■ **What to work on**
Your task is to copy every line of the entries that contains "Муниципальное".

---

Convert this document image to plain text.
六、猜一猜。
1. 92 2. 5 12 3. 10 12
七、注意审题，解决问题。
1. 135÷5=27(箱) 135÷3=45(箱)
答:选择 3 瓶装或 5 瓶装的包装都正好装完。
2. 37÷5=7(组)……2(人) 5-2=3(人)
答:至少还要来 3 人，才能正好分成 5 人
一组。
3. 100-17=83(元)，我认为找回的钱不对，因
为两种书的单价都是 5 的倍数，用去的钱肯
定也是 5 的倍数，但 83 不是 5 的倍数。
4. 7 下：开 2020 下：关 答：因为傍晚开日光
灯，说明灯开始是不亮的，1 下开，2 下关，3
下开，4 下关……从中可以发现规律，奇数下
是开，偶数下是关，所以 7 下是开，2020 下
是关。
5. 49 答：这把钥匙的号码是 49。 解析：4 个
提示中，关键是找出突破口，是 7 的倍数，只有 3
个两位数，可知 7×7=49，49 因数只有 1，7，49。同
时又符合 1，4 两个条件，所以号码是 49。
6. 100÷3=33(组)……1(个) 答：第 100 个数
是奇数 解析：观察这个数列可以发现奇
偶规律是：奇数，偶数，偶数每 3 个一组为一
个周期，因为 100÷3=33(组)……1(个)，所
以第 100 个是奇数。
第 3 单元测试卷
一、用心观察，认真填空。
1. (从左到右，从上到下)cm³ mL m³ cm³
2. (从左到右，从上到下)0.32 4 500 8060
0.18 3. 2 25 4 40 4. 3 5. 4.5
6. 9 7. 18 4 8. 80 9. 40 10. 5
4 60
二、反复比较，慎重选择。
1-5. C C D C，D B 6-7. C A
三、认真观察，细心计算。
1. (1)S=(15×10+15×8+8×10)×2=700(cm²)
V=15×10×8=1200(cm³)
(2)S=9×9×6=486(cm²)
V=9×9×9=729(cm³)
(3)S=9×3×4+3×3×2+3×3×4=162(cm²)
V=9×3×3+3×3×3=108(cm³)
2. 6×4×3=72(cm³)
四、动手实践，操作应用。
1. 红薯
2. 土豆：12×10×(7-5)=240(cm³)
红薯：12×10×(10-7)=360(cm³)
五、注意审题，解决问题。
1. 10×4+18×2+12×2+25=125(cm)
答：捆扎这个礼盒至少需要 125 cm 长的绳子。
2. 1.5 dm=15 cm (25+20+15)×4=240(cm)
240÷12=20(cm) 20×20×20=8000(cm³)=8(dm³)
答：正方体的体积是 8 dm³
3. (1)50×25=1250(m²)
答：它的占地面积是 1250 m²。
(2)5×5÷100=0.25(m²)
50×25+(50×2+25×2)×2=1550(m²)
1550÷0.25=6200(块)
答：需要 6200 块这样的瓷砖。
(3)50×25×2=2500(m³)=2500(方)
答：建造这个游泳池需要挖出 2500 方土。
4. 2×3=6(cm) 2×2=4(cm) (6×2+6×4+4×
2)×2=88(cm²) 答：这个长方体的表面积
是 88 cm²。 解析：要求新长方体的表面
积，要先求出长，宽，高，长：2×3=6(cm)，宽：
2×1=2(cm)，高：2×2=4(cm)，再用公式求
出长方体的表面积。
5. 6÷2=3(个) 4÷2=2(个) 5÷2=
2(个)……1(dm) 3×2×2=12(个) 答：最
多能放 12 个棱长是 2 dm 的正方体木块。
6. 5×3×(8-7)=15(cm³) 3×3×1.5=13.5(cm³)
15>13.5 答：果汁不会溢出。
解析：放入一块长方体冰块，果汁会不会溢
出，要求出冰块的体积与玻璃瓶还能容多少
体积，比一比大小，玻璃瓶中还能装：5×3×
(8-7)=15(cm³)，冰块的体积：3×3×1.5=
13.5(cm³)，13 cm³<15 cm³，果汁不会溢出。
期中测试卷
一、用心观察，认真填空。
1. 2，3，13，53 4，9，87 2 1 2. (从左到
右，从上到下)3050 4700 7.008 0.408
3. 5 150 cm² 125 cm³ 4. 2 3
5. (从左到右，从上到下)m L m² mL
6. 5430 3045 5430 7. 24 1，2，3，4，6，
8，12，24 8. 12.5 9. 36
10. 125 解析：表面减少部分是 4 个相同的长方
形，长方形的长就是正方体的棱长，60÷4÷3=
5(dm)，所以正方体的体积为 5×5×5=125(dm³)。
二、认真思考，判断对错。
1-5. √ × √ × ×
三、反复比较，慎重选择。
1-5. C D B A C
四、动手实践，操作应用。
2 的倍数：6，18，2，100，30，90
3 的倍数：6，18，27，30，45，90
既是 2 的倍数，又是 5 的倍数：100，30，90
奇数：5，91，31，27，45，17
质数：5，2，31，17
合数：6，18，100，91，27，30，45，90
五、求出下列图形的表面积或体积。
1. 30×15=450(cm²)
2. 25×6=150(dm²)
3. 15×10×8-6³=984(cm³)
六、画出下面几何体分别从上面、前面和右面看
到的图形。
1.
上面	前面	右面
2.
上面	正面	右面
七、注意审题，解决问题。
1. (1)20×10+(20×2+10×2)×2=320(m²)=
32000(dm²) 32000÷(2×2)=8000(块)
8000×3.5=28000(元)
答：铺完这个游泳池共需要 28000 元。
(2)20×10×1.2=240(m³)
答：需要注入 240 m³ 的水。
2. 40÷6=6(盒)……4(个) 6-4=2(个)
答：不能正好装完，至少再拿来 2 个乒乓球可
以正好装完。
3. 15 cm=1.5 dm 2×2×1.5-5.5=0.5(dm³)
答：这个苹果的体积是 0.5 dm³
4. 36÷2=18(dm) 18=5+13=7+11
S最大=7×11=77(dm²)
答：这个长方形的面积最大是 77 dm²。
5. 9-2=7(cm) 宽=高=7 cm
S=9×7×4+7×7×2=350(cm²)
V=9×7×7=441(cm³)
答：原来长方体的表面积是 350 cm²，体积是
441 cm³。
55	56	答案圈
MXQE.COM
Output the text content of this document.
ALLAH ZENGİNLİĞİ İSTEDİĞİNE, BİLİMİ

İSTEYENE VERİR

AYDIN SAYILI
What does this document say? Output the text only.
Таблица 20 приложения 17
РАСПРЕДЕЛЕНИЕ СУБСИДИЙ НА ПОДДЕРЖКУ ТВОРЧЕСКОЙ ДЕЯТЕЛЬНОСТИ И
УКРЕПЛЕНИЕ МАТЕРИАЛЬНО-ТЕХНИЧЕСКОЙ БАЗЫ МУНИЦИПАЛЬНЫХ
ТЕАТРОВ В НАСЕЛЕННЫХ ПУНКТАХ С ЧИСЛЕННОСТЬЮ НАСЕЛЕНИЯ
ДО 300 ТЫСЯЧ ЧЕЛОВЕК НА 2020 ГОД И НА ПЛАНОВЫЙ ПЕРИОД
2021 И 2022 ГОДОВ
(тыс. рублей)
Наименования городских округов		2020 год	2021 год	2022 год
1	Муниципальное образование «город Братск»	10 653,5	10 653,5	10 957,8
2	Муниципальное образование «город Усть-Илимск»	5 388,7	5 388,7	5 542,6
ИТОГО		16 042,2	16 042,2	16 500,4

---

■ **Result of the task**
1	Муниципальное образование «город Братск»	10 653,5	10 653,5	10 957,8
2	Муниципальное образование «город Усть-Илимск»	5 388,7	5 388,7	5 542,6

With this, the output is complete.